--- Exercise instructions ---
Will you transcribe all the entries word for word, skipping the pictures they hold?

Saved entries:
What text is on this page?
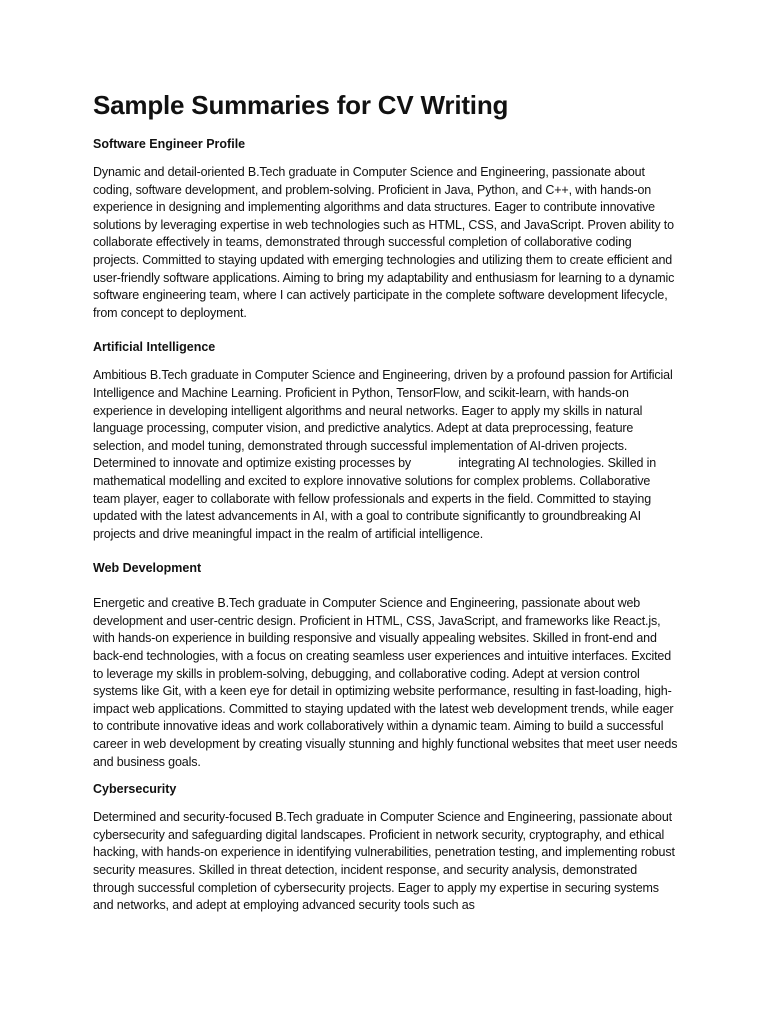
Sample Summaries for CV Writing
Software Engineer Profile

Dynamic and detail-oriented B.Tech graduate in Computer Science and Engineering, passionate about coding, software development, and problem-solving. Proficient in Java, Python, and C++, with hands-on experience in designing and implementing algorithms and data structures. Eager to contribute innovative solutions by leveraging expertise in web technologies such as HTML, CSS, and JavaScript. Proven ability to collaborate effectively in teams, demonstrated through successful completion of collaborative coding projects. Committed to staying updated with emerging technologies and utilizing them to create efficient and user-friendly software applications. Aiming to bring my adaptability and enthusiasm for learning to a dynamic software engineering team, where I can actively participate in the complete software development lifecycle, from concept to deployment.

Artificial Intelligence

Ambitious B.Tech graduate in Computer Science and Engineering, driven by a profound passion for Artificial Intelligence and Machine Learning. Proficient in Python, TensorFlow, and scikit-learn, with hands-on experience in developing intelligent algorithms and neural networks. Eager to apply my skills in natural language processing, computer vision, and predictive analytics. Adept at data preprocessing, feature selection, and model tuning, demonstrated through successful implementation of AI-driven projects. Determined to innovate and optimize existing processes by	integrating AI technologies. Skilled in mathematical modelling and excited to explore innovative solutions for complex problems. Collaborative team player, eager to collaborate with fellow professionals and experts in the field. Committed to staying updated with the latest advancements in AI, with a goal to contribute significantly to groundbreaking AI projects and drive meaningful impact in the realm of artificial intelligence.

Web Development

Energetic and creative B.Tech graduate in Computer Science and Engineering, passionate about web development and user-centric design. Proficient in HTML, CSS, JavaScript, and frameworks like React.js, with hands-on experience in building responsive and visually appealing websites. Skilled in front-end and back-end technologies, with a focus on creating seamless user experiences and intuitive interfaces. Excited to leverage my skills in problem-solving, debugging, and collaborative coding. Adept at version control systems like Git, with a keen eye for detail in optimizing website performance, resulting in fast-loading, high-impact web applications. Committed to staying updated with the latest web development trends, while eager to contribute innovative ideas and work collaboratively within a dynamic team. Aiming to build a successful career in web development by creating visually stunning and highly functional websites that meet user needs and business goals.

Cybersecurity

Determined and security-focused B.Tech graduate in Computer Science and Engineering, passionate about cybersecurity and safeguarding digital landscapes. Proficient in network security, cryptography, and ethical hacking, with hands-on experience in identifying vulnerabilities, penetration testing, and implementing robust security measures. Skilled in threat detection, incident response, and security analysis, demonstrated through successful completion of cybersecurity projects. Eager to apply my expertise in securing systems and networks, and adept at employing advanced security tools such as
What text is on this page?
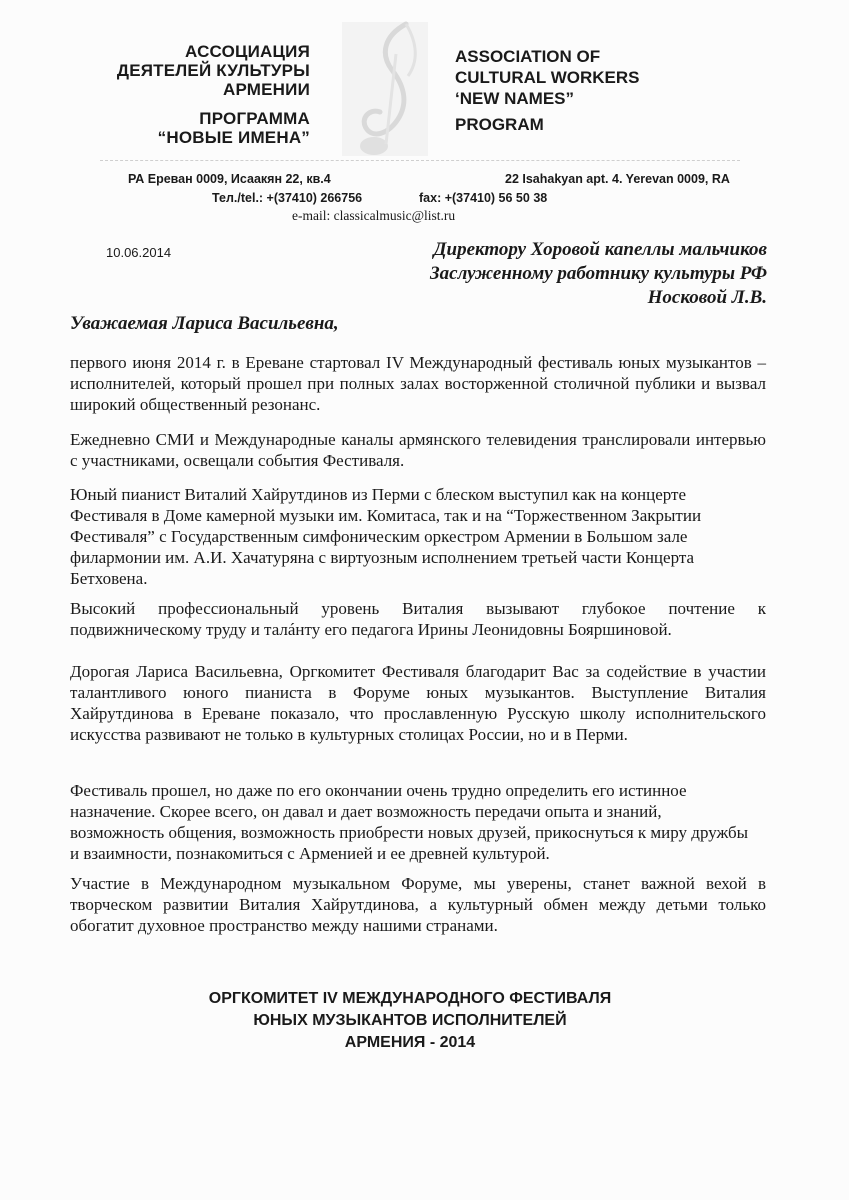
АССОЦИАЦИЯ
ДЕЯТЕЛЕЙ КУЛЬТУРЫ
АРМЕНИИ
ПРОГРАММА
“НОВЫЕ ИМЕНА”
ASSOCIATION OF
CULTURAL WORKERS
‘NEW NAMES”
PROGRAM
РА Ереван 0009, Исаакян 22, кв.4	22 Isahakyan apt. 4. Yerevan 0009, RA
Тел./tel.: +(37410) 266756	fax: +(37410) 56 50 38
e-mail: classicalmusic@list.ru
10.06.2014	Директору Хоровой капеллы мальчиков
Заслуженному работнику культуры РФ
Носковой Л.В.
Уважаемая Лариса Васильевна,
первого июня 2014 г. в Ереване стартовал IV Международный фестиваль юных музыкантов – исполнителей, который прошел при полных залах восторженной столичной публики и вызвал широкий общественный резонанс.
Ежедневно СМИ и Международные каналы армянского телевидения транслировали интервью с участниками, освещали события Фестиваля.
Юный пианист Виталий Хайрутдинов из Перми с блеском выступил как на концерте Фестиваля в Доме камерной музыки им. Комитаса, так и на “Торжественном Закрытии Фестиваля” с Государственным симфоническим оркестром Армении в Большом зале филармонии им. А.И. Хачатуряна с виртуозным исполнением третьей части Концерта Бетховена.
Высокий профессиональный уровень Виталия вызывают глубокое почтение к подвижническому труду и талáнту его педагога Ирины Леонидовны Бояршиновой.
Дорогая Лариса Васильевна, Оргкомитет Фестиваля благодарит Вас за содействие в участии талантливого юного пианиста в Форуме юных музыкантов. Выступление Виталия Хайрутдинова в Ереване показало, что прославленную Русскую школу исполнительского искусства развивают не только в культурных столицах России, но и в Перми.
Фестиваль прошел, но даже по его окончании очень трудно определить его истинное назначение. Скорее всего, он давал и дает возможность передачи опыта и знаний, возможность общения, возможность приобрести новых друзей, прикоснуться к миру дружбы и взаимности, познакомиться с Арменией и ее древней культурой.
Участие в Международном музыкальном Форуме, мы уверены, станет важной вехой в творческом развитии Виталия Хайрутдинова, а культурный обмен между детьми только обогатит духовное пространство между нашими странами.
ОРГКОМИТЕТ IV МЕЖДУНАРОДНОГО ФЕСТИВАЛЯ
ЮНЫХ МУЗЫКАНТОВ ИСПОЛНИТЕЛЕЙ
АРМЕНИЯ - 2014
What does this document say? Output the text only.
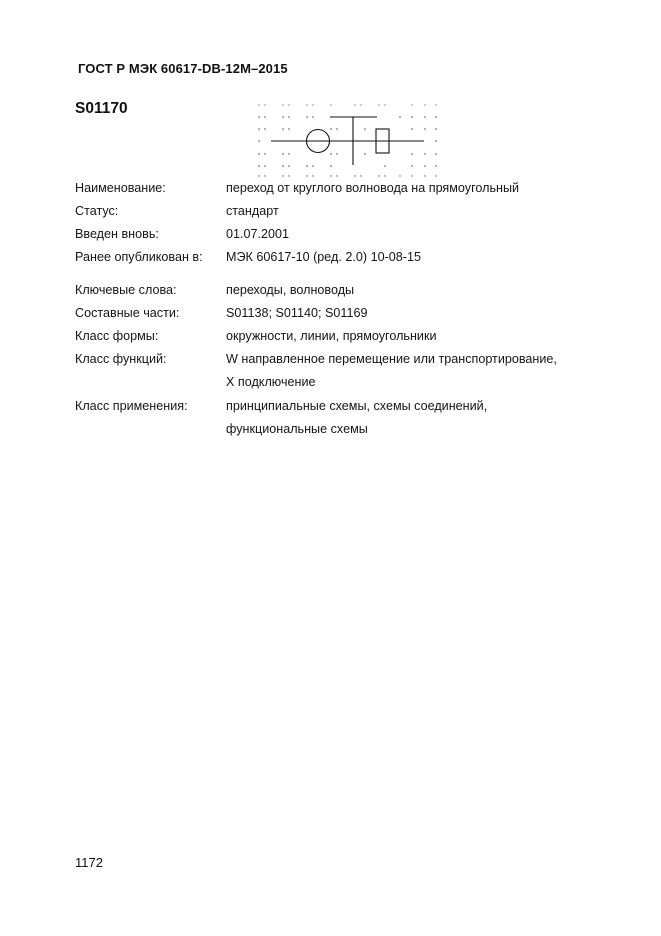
ГОСТ Р МЭК 60617-DB-12M–2015
S01170
Наименование:	переход от круглого волновода на прямоугольный
Статус:	стандарт
Введен вновь:	01.07.2001
Ранее опубликован в:	МЭК 60617-10 (ред. 2.0) 10-08-15
Ключевые слова:	переходы, волноводы
Составные части:	S01138; S01140; S01169
Класс формы:	окружности, линии, прямоугольники
Класс функций:	W направленное перемещение или транспортирование,
X подключение
Класс применения:	принципиальные схемы, схемы соединений,
функциональные схемы
1172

--- Output for this task ---
What text is on this page?
Sample Summaries for CV Writing
Software Engineer Profile

Dynamic and detail-oriented B.Tech graduate in Computer Science and Engineering, passionate about coding, software development, and problem-solving. Proficient in Java, Python, and C++, with hands-on experience in designing and implementing algorithms and data structures. Eager to contribute innovative solutions by leveraging expertise in web technologies such as HTML, CSS, and JavaScript. Proven ability to collaborate effectively in teams, demonstrated through successful completion of collaborative coding projects. Committed to staying updated with emerging technologies and utilizing them to create efficient and user-friendly software applications. Aiming to bring my adaptability and enthusiasm for learning to a dynamic software engineering team, where I can actively participate in the complete software development lifecycle, from concept to deployment.

Artificial Intelligence

Ambitious B.Tech graduate in Computer Science and Engineering, driven by a profound passion for Artificial Intelligence and Machine Learning. Proficient in Python, TensorFlow, and scikit-learn, with hands-on experience in developing intelligent algorithms and neural networks. Eager to apply my skills in natural language processing, computer vision, and predictive analytics. Adept at data preprocessing, feature selection, and model tuning, demonstrated through successful implementation of AI-driven projects. Determined to innovate and optimize existing processes by	integrating AI technologies. Skilled in mathematical modelling and excited to explore innovative solutions for complex problems. Collaborative team player, eager to collaborate with fellow professionals and experts in the field. Committed to staying updated with the latest advancements in AI, with a goal to contribute significantly to groundbreaking AI projects and drive meaningful impact in the realm of artificial intelligence.

Web Development

Energetic and creative B.Tech graduate in Computer Science and Engineering, passionate about web development and user-centric design. Proficient in HTML, CSS, JavaScript, and frameworks like React.js, with hands-on experience in building responsive and visually appealing websites. Skilled in front-end and back-end technologies, with a focus on creating seamless user experiences and intuitive interfaces. Excited to leverage my skills in problem-solving, debugging, and collaborative coding. Adept at version control systems like Git, with a keen eye for detail in optimizing website performance, resulting in fast-loading, high-impact web applications. Committed to staying updated with the latest web development trends, while eager to contribute innovative ideas and work collaboratively within a dynamic team. Aiming to build a successful career in web development by creating visually stunning and highly functional websites that meet user needs and business goals.

Cybersecurity

Determined and security-focused B.Tech graduate in Computer Science and Engineering, passionate about cybersecurity and safeguarding digital landscapes. Proficient in network security, cryptography, and ethical hacking, with hands-on experience in identifying vulnerabilities, penetration testing, and implementing robust security measures. Skilled in threat detection, incident response, and security analysis, demonstrated through successful completion of cybersecurity projects. Eager to apply my expertise in securing systems and networks, and adept at employing advanced security tools such as
What text is on this page?
АССОЦИАЦИЯ
ДЕЯТЕЛЕЙ КУЛЬТУРЫ
АРМЕНИИ
ПРОГРАММА
“НОВЫЕ ИМЕНА”
ASSOCIATION OF
CULTURAL WORKERS
‘NEW NAMES”
PROGRAM
РА Ереван 0009, Исаакян 22, кв.4	22 Isahakyan apt. 4. Yerevan 0009, RA
Тел./tel.: +(37410) 266756	fax: +(37410) 56 50 38
e-mail: classicalmusic@list.ru
10.06.2014	Директору Хоровой капеллы мальчиков
Заслуженному работнику культуры РФ
Носковой Л.В.
Уважаемая Лариса Васильевна,
первого июня 2014 г. в Ереване стартовал IV Международный фестиваль юных музыкантов – исполнителей, который прошел при полных залах восторженной столичной публики и вызвал широкий общественный резонанс.
Ежедневно СМИ и Международные каналы армянского телевидения транслировали интервью с участниками, освещали события Фестиваля.
Юный пианист Виталий Хайрутдинов из Перми с блеском выступил как на концерте Фестиваля в Доме камерной музыки им. Комитаса, так и на “Торжественном Закрытии Фестиваля” с Государственным симфоническим оркестром Армении в Большом зале филармонии им. А.И. Хачатуряна с виртуозным исполнением третьей части Концерта Бетховена.
Высокий профессиональный уровень Виталия вызывают глубокое почтение к подвижническому труду и талáнту его педагога Ирины Леонидовны Бояршиновой.
Дорогая Лариса Васильевна, Оргкомитет Фестиваля благодарит Вас за содействие в участии талантливого юного пианиста в Форуме юных музыкантов. Выступление Виталия Хайрутдинова в Ереване показало, что прославленную Русскую школу исполнительского искусства развивают не только в культурных столицах России, но и в Перми.
Фестиваль прошел, но даже по его окончании очень трудно определить его истинное назначение. Скорее всего, он давал и дает возможность передачи опыта и знаний, возможность общения, возможность приобрести новых друзей, прикоснуться к миру дружбы и взаимности, познакомиться с Арменией и ее древней культурой.
Участие в Международном музыкальном Форуме, мы уверены, станет важной вехой в творческом развитии Виталия Хайрутдинова, а культурный обмен между детьми только обогатит духовное пространство между нашими странами.
ОРГКОМИТЕТ IV МЕЖДУНАРОДНОГО ФЕСТИВАЛЯ
ЮНЫХ МУЗЫКАНТОВ ИСПОЛНИТЕЛЕЙ
АРМЕНИЯ - 2014
What does this document say? Output the text only.
ГОСТ Р МЭК 60617-DB-12M–2015
S01170
Наименование:	переход от круглого волновода на прямоугольный
Статус:	стандарт
Введен вновь:	01.07.2001
Ранее опубликован в:	МЭК 60617-10 (ред. 2.0) 10-08-15
Ключевые слова:	переходы, волноводы
Составные части:	S01138; S01140; S01169
Класс формы:	окружности, линии, прямоугольники
Класс функций:	W направленное перемещение или транспортирование,
X подключение
Класс применения:	принципиальные схемы, схемы соединений,
функциональные схемы
1172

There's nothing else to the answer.